TASK OBJECTIVE: Skip the images. Copy the records exactly as written.

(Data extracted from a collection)
==============================

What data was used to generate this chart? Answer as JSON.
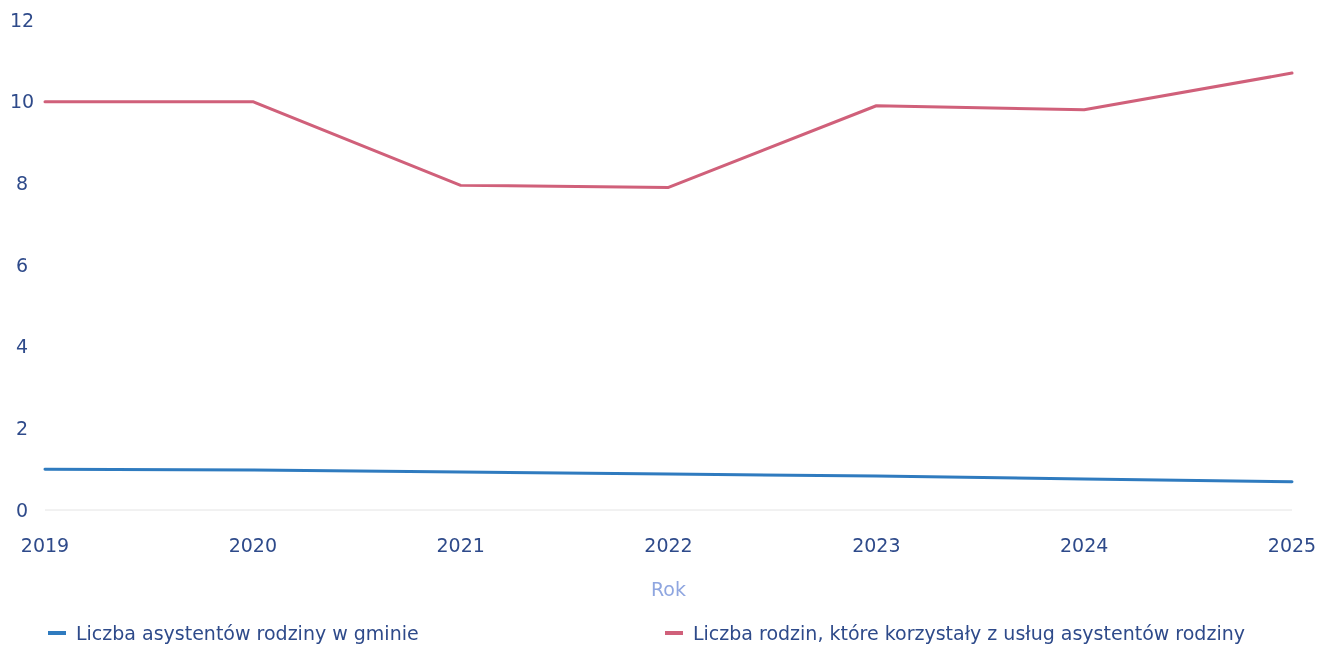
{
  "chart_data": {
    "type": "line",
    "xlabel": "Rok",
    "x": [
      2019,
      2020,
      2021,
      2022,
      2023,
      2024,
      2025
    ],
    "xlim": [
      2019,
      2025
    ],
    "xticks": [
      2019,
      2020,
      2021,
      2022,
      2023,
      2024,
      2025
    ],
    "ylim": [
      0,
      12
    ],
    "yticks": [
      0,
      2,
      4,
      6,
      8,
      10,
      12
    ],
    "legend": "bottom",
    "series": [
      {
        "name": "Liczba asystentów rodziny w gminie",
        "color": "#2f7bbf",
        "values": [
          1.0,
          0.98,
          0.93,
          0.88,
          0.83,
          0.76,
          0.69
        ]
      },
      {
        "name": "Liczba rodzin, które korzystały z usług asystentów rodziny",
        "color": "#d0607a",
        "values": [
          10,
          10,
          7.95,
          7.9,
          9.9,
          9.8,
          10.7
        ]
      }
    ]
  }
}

==============================

EXERCISE SOLUTION:
What data was used to generate this chart? Answer as JSON.
{
  "chart_data": {
    "type": "line",
    "xlabel": "Rok",
    "x": [
      2019,
      2020,
      2021,
      2022,
      2023,
      2024,
      2025
    ],
    "xlim": [
      2019,
      2025
    ],
    "xticks": [
      2019,
      2020,
      2021,
      2022,
      2023,
      2024,
      2025
    ],
    "ylim": [
      0,
      12
    ],
    "yticks": [
      0,
      2,
      4,
      6,
      8,
      10,
      12
    ],
    "legend": "bottom",
    "series": [
      {
        "name": "Liczba asystentów rodziny w gminie",
        "color": "#2f7bbf",
        "values": [
          1.0,
          0.98,
          0.93,
          0.88,
          0.83,
          0.76,
          0.69
        ]
      },
      {
        "name": "Liczba rodzin, które korzystały z usług asystentów rodziny",
        "color": "#d0607a",
        "values": [
          10,
          10,
          7.95,
          7.9,
          9.9,
          9.8,
          10.7
        ]
      }
    ]
  }
}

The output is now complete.